Records:

##########

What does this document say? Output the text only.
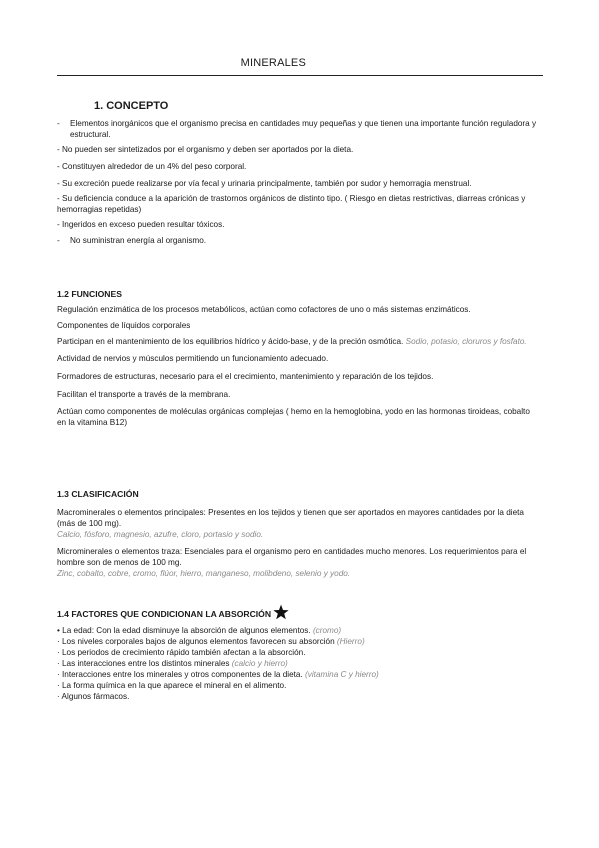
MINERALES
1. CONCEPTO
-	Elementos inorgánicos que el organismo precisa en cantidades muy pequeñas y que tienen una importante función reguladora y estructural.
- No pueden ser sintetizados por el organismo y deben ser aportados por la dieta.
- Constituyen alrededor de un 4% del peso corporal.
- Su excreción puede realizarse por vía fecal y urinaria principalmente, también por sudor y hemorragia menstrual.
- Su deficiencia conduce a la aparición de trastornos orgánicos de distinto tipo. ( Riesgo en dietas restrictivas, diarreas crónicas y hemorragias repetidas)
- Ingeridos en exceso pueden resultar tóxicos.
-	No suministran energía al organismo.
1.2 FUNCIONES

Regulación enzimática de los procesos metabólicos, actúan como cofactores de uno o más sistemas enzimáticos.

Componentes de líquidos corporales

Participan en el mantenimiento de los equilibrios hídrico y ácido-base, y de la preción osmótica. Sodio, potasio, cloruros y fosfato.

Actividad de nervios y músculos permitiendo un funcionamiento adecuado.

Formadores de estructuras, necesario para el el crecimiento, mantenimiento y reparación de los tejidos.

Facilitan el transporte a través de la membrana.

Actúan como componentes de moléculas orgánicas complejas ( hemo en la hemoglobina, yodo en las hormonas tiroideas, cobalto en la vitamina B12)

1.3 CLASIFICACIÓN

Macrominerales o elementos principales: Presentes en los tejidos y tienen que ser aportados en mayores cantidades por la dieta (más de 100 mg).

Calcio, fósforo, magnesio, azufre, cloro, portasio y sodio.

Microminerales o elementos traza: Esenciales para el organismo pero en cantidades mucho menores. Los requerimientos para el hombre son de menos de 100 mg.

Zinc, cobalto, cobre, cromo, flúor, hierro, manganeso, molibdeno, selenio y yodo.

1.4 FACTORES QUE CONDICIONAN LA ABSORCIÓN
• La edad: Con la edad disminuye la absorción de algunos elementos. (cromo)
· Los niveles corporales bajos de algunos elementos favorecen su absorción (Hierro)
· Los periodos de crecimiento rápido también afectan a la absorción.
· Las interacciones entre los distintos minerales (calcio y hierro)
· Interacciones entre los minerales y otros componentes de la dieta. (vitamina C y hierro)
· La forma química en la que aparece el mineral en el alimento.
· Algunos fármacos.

##########

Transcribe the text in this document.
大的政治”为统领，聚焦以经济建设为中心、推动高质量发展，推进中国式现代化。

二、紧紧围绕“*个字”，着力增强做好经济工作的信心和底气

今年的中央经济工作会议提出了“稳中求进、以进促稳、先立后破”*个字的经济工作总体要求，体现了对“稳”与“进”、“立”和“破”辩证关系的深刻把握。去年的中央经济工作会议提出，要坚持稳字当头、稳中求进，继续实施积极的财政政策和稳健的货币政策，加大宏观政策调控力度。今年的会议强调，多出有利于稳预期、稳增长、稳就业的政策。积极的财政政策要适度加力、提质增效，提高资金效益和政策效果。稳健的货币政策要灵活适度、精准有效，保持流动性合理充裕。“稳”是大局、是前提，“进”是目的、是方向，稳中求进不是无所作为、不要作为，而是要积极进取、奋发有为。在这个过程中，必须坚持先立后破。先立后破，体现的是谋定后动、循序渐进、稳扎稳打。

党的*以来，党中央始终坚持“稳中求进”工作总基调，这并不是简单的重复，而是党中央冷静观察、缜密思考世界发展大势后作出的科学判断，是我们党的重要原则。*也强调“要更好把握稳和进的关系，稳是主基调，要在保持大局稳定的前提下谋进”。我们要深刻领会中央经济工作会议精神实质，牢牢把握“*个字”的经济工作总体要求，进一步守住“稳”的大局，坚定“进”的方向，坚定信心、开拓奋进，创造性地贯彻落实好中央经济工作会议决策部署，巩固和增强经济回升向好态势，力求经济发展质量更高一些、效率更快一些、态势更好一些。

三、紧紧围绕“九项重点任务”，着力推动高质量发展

##########

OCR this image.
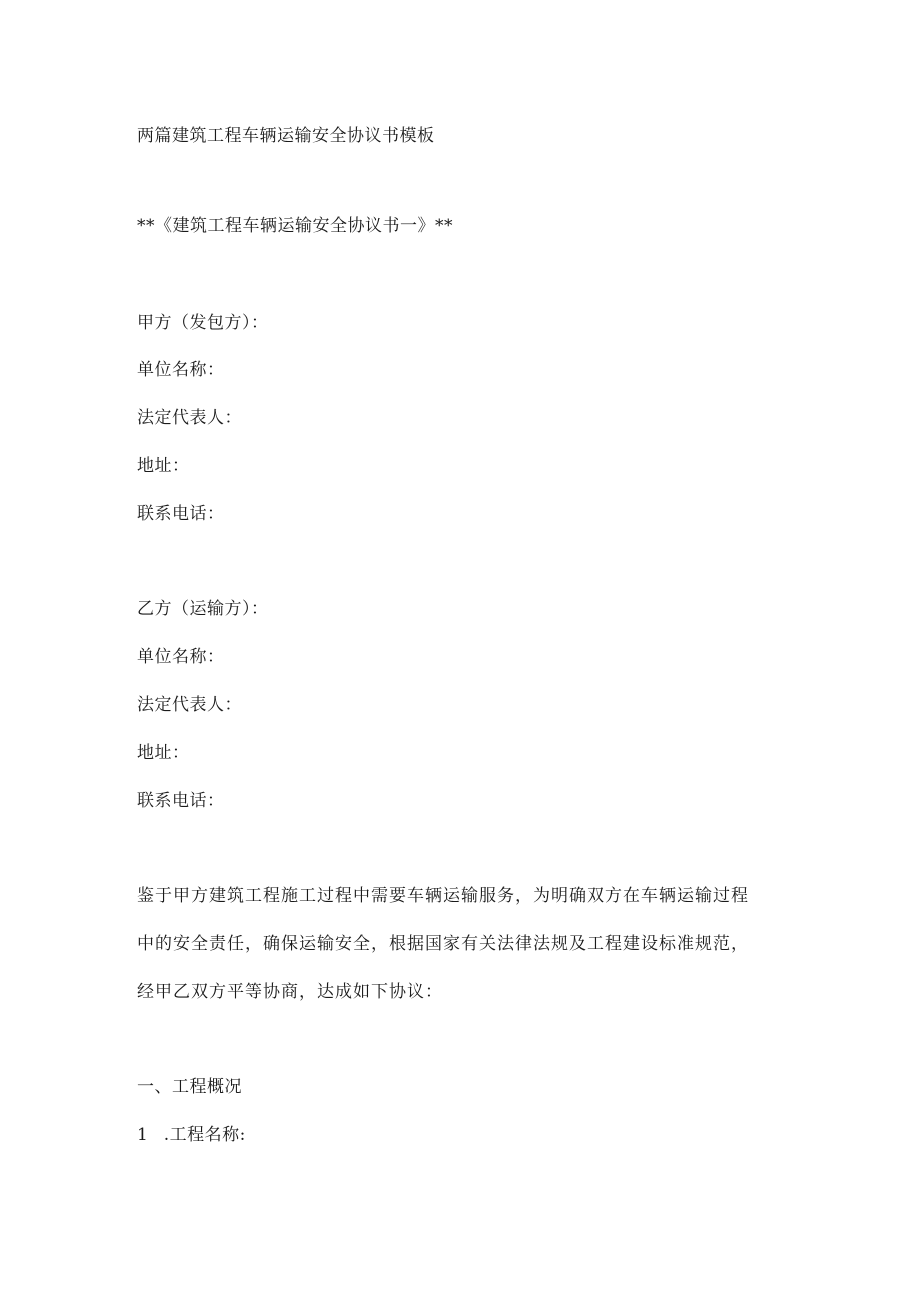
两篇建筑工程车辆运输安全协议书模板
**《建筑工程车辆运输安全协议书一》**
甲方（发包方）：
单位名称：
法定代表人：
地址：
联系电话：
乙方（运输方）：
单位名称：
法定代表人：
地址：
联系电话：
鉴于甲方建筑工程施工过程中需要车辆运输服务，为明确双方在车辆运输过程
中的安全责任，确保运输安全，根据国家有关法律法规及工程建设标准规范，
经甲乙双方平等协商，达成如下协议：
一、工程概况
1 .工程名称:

##########

WORK TO BE COMPLETED
Read through the data and copy every line where "cobalto" shows up.

SOLUTION TO THIS PROBLEM
Actúan como componentes de moléculas orgánicas complejas ( hemo en la hemoglobina, yodo en las hormonas tiroideas, cobalto en la vitamina B12)
Zinc, cobalto, cobre, cromo, flúor, hierro, manganeso, molibdeno, selenio y yodo.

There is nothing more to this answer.